Data in this exercise:
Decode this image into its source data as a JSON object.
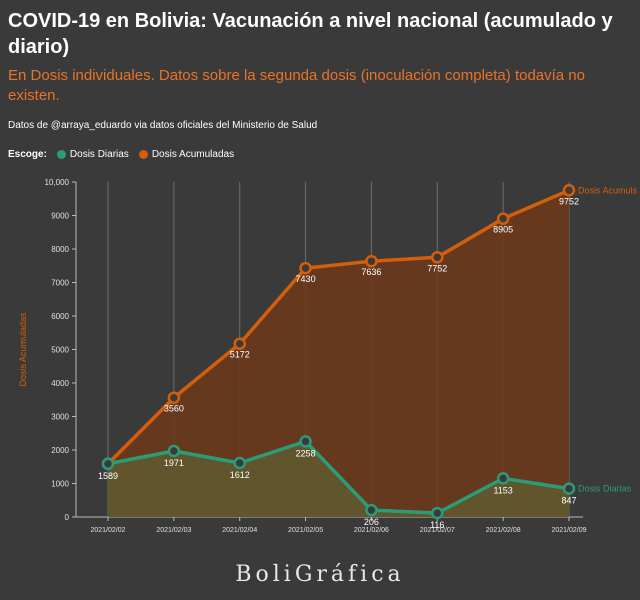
{
  "header": {
    "title": "COVID-19 en Bolivia: Vacunación a nivel nacional (acumulado y diario)",
    "subtitle": "En Dosis individuales. Datos sobre la segunda dosis (inoculación completa) todavía no existen.",
    "source": "Datos de @arraya_eduardo via datos oficiales del Ministerio de Salud"
  },
  "legend": {
    "label": "Escoge:",
    "items": [
      {
        "label": "Dosis Diarias",
        "color": "#2a9d78"
      },
      {
        "label": "Dosis Acumuladas",
        "color": "#d35f0a"
      }
    ]
  },
  "brand": "BoliGráfica",
  "chart_data": {
    "type": "area",
    "categories": [
      "2021/02/02",
      "2021/02/03",
      "2021/02/04",
      "2021/02/05",
      "2021/02/06",
      "2021/02/07",
      "2021/02/08",
      "2021/02/09"
    ],
    "ylabel": "Dosis Acumuladas",
    "ylim": [
      0,
      10000
    ],
    "yticks": [
      "0",
      "1000",
      "2000",
      "3000",
      "4000",
      "5000",
      "6000",
      "7000",
      "8000",
      "9000",
      "10,000"
    ],
    "series": [
      {
        "name": "Dosis Acumuls",
        "values": [
          1589,
          3560,
          5172,
          7430,
          7636,
          7752,
          8905,
          9752
        ],
        "color": "#d35f0a",
        "fill": "#6b3a1d"
      },
      {
        "name": "Dosis Diarias",
        "values": [
          1589,
          1971,
          1612,
          2258,
          206,
          116,
          1153,
          847
        ],
        "color": "#2a9d78",
        "fill": "#5f5a2f"
      }
    ],
    "data_labels": {
      "acum": [
        "",
        "3560",
        "5172",
        "7430",
        "7636",
        "7752",
        "8905",
        "9752"
      ],
      "diarias": [
        "1589",
        "1971",
        "1612",
        "2258",
        "206",
        "116",
        "1153",
        "847"
      ]
    },
    "grid": true
  }
}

What to produce: Take every line containing the word "Acumuladas" and copy it.

Output of the task:
        "label": "Dosis Acumuladas",
    "ylabel": "Dosis Acumuladas",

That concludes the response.